## Excerpted records
══════════
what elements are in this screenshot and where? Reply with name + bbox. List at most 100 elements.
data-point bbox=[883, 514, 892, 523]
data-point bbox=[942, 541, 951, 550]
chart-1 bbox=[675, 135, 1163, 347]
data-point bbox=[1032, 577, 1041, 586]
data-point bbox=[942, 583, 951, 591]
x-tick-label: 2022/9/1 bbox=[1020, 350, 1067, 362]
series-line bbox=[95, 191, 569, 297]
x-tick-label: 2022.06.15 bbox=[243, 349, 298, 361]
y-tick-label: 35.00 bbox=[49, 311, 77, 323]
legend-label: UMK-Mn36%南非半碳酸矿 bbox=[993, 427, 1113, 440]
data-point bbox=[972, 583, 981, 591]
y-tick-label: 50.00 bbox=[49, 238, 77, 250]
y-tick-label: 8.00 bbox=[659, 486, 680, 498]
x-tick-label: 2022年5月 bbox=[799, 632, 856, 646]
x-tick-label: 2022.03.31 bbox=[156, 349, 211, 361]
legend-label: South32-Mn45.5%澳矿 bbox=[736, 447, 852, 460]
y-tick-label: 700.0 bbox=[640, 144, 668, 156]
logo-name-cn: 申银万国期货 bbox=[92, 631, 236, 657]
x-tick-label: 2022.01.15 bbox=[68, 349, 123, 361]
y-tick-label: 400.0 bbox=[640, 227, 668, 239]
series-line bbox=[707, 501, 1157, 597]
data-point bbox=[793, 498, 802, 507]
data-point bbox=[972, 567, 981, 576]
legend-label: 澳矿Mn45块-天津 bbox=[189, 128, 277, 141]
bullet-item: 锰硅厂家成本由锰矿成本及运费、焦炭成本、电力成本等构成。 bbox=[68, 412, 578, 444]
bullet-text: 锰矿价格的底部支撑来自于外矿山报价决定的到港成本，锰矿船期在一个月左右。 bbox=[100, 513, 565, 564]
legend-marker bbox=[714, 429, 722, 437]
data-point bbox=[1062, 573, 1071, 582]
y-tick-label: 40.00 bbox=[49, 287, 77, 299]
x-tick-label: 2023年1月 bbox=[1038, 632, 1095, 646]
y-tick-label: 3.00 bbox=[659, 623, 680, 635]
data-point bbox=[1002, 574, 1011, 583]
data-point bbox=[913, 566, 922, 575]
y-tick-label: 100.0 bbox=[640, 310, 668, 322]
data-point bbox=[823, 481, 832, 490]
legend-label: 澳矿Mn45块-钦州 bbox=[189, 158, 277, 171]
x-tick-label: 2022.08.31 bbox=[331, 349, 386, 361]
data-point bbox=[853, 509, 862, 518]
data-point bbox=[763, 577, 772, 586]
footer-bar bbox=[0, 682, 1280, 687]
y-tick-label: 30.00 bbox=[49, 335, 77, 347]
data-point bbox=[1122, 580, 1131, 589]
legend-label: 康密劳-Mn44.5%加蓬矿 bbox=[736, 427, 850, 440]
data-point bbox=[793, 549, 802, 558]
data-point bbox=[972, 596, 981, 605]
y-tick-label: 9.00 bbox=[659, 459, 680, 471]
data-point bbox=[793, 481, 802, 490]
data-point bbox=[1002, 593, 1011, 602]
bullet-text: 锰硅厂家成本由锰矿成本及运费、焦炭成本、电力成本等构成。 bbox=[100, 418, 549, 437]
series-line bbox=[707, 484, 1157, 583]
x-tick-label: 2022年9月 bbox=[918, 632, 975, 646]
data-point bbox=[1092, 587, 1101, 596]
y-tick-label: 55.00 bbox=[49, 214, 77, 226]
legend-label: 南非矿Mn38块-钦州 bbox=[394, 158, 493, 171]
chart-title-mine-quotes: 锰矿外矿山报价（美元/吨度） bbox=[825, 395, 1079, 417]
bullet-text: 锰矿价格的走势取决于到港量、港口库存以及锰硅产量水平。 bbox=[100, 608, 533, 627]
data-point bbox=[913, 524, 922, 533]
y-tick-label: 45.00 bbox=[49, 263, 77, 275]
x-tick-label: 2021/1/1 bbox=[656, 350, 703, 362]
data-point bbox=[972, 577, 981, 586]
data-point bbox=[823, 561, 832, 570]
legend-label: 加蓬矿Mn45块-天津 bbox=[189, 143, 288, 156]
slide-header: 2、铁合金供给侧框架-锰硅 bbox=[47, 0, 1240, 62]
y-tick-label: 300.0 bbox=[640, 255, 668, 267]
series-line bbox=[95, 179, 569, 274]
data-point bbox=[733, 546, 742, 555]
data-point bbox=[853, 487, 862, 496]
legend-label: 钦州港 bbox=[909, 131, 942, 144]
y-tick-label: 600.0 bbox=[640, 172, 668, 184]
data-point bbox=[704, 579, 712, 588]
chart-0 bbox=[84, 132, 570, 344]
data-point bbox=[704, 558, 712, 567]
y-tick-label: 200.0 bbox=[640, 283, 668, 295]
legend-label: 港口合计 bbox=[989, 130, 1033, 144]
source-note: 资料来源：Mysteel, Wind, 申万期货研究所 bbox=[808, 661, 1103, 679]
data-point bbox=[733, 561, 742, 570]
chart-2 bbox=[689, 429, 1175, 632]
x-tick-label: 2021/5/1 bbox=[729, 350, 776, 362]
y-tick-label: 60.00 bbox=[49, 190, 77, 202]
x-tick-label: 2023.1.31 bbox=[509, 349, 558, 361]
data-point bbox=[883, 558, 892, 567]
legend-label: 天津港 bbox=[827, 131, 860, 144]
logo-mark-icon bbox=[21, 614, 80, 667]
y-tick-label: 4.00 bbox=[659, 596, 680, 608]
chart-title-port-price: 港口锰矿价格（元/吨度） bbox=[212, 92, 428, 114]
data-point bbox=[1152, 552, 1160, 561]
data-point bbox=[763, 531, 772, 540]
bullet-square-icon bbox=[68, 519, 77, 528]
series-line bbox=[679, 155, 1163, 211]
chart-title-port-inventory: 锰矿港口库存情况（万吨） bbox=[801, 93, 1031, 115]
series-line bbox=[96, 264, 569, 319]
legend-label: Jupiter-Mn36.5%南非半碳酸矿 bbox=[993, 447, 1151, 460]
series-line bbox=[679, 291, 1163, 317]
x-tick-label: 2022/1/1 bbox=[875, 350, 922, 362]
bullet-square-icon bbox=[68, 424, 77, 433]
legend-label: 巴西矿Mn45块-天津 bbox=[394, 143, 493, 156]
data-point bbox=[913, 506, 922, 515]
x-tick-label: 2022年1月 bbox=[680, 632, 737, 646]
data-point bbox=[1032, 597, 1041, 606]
══════════
## Exercise description
Reproduce every item above line for line, without altering a single character.

## Task answer
what elements are in this screenshot and where? Reply with name + bbox. List at most 100 elements.
data-point bbox=[883, 514, 892, 523]
data-point bbox=[942, 541, 951, 550]
chart-1 bbox=[675, 135, 1163, 347]
data-point bbox=[1032, 577, 1041, 586]
data-point bbox=[942, 583, 951, 591]
x-tick-label: 2022/9/1 bbox=[1020, 350, 1067, 362]
series-line bbox=[95, 191, 569, 297]
x-tick-label: 2022.06.15 bbox=[243, 349, 298, 361]
y-tick-label: 35.00 bbox=[49, 311, 77, 323]
legend-label: UMK-Mn36%南非半碳酸矿 bbox=[993, 427, 1113, 440]
data-point bbox=[972, 583, 981, 591]
y-tick-label: 50.00 bbox=[49, 238, 77, 250]
y-tick-label: 8.00 bbox=[659, 486, 680, 498]
x-tick-label: 2022年5月 bbox=[799, 632, 856, 646]
x-tick-label: 2022.03.31 bbox=[156, 349, 211, 361]
legend-label: South32-Mn45.5%澳矿 bbox=[736, 447, 852, 460]
y-tick-label: 700.0 bbox=[640, 144, 668, 156]
logo-name-cn: 申银万国期货 bbox=[92, 631, 236, 657]
x-tick-label: 2022.01.15 bbox=[68, 349, 123, 361]
y-tick-label: 400.0 bbox=[640, 227, 668, 239]
series-line bbox=[707, 501, 1157, 597]
data-point bbox=[793, 498, 802, 507]
data-point bbox=[972, 567, 981, 576]
legend-label: 澳矿Mn45块-天津 bbox=[189, 128, 277, 141]
bullet-item: 锰硅厂家成本由锰矿成本及运费、焦炭成本、电力成本等构成。 bbox=[68, 412, 578, 444]
bullet-text: 锰矿价格的底部支撑来自于外矿山报价决定的到港成本，锰矿船期在一个月左右。 bbox=[100, 513, 565, 564]
legend-marker bbox=[714, 429, 722, 437]
data-point bbox=[1062, 573, 1071, 582]
y-tick-label: 40.00 bbox=[49, 287, 77, 299]
x-tick-label: 2023年1月 bbox=[1038, 632, 1095, 646]
y-tick-label: 3.00 bbox=[659, 623, 680, 635]
data-point bbox=[1002, 574, 1011, 583]
data-point bbox=[913, 566, 922, 575]
y-tick-label: 100.0 bbox=[640, 310, 668, 322]
data-point bbox=[823, 481, 832, 490]
legend-label: 澳矿Mn45块-钦州 bbox=[189, 158, 277, 171]
x-tick-label: 2022.08.31 bbox=[331, 349, 386, 361]
data-point bbox=[853, 509, 862, 518]
data-point bbox=[763, 577, 772, 586]
footer-bar bbox=[0, 682, 1280, 687]
y-tick-label: 30.00 bbox=[49, 335, 77, 347]
data-point bbox=[1122, 580, 1131, 589]
legend-label: 康密劳-Mn44.5%加蓬矿 bbox=[736, 427, 850, 440]
data-point bbox=[793, 549, 802, 558]
data-point bbox=[972, 596, 981, 605]
y-tick-label: 9.00 bbox=[659, 459, 680, 471]
data-point bbox=[793, 481, 802, 490]
data-point bbox=[1002, 593, 1011, 602]
bullet-text: 锰硅厂家成本由锰矿成本及运费、焦炭成本、电力成本等构成。 bbox=[100, 418, 549, 437]
series-line bbox=[707, 484, 1157, 583]
x-tick-label: 2022年9月 bbox=[918, 632, 975, 646]
data-point bbox=[1092, 587, 1101, 596]
y-tick-label: 55.00 bbox=[49, 214, 77, 226]
legend-label: 南非矿Mn38块-钦州 bbox=[394, 158, 493, 171]
chart-title-mine-quotes: 锰矿外矿山报价（美元/吨度） bbox=[825, 395, 1079, 417]
bullet-text: 锰矿价格的走势取决于到港量、港口库存以及锰硅产量水平。 bbox=[100, 608, 533, 627]
data-point bbox=[913, 524, 922, 533]
y-tick-label: 45.00 bbox=[49, 263, 77, 275]
x-tick-label: 2021/1/1 bbox=[656, 350, 703, 362]
data-point bbox=[972, 577, 981, 586]
data-point bbox=[823, 561, 832, 570]
legend-label: 加蓬矿Mn45块-天津 bbox=[189, 143, 288, 156]
slide-header: 2、铁合金供给侧框架-锰硅 bbox=[47, 0, 1240, 62]
y-tick-label: 300.0 bbox=[640, 255, 668, 267]
series-line bbox=[95, 179, 569, 274]
data-point bbox=[733, 546, 742, 555]
data-point bbox=[853, 487, 862, 496]
legend-label: 钦州港 bbox=[909, 131, 942, 144]
y-tick-label: 600.0 bbox=[640, 172, 668, 184]
data-point bbox=[704, 579, 712, 588]
chart-0 bbox=[84, 132, 570, 344]
data-point bbox=[704, 558, 712, 567]
y-tick-label: 200.0 bbox=[640, 283, 668, 295]
legend-label: 港口合计 bbox=[989, 130, 1033, 144]
source-note: 资料来源：Mysteel, Wind, 申万期货研究所 bbox=[808, 661, 1103, 679]
data-point bbox=[733, 561, 742, 570]
chart-2 bbox=[689, 429, 1175, 632]
x-tick-label: 2021/5/1 bbox=[729, 350, 776, 362]
y-tick-label: 60.00 bbox=[49, 190, 77, 202]
x-tick-label: 2023.1.31 bbox=[509, 349, 558, 361]
data-point bbox=[883, 558, 892, 567]
legend-label: 天津港 bbox=[827, 131, 860, 144]
logo-mark-icon bbox=[21, 614, 80, 667]
y-tick-label: 4.00 bbox=[659, 596, 680, 608]
chart-title-port-price: 港口锰矿价格（元/吨度） bbox=[212, 92, 428, 114]
data-point bbox=[1152, 552, 1160, 561]
data-point bbox=[763, 531, 772, 540]
bullet-square-icon bbox=[68, 519, 77, 528]
series-line bbox=[679, 155, 1163, 211]
chart-title-port-inventory: 锰矿港口库存情况（万吨） bbox=[801, 93, 1031, 115]
series-line bbox=[96, 264, 569, 319]
legend-label: Jupiter-Mn36.5%南非半碳酸矿 bbox=[993, 447, 1151, 460]
series-line bbox=[679, 291, 1163, 317]
x-tick-label: 2022/1/1 bbox=[875, 350, 922, 362]
bullet-square-icon bbox=[68, 424, 77, 433]
legend-label: 巴西矿Mn45块-天津 bbox=[394, 143, 493, 156]
data-point bbox=[913, 506, 922, 515]
x-tick-label: 2022年1月 bbox=[680, 632, 737, 646]
data-point bbox=[1032, 597, 1041, 606]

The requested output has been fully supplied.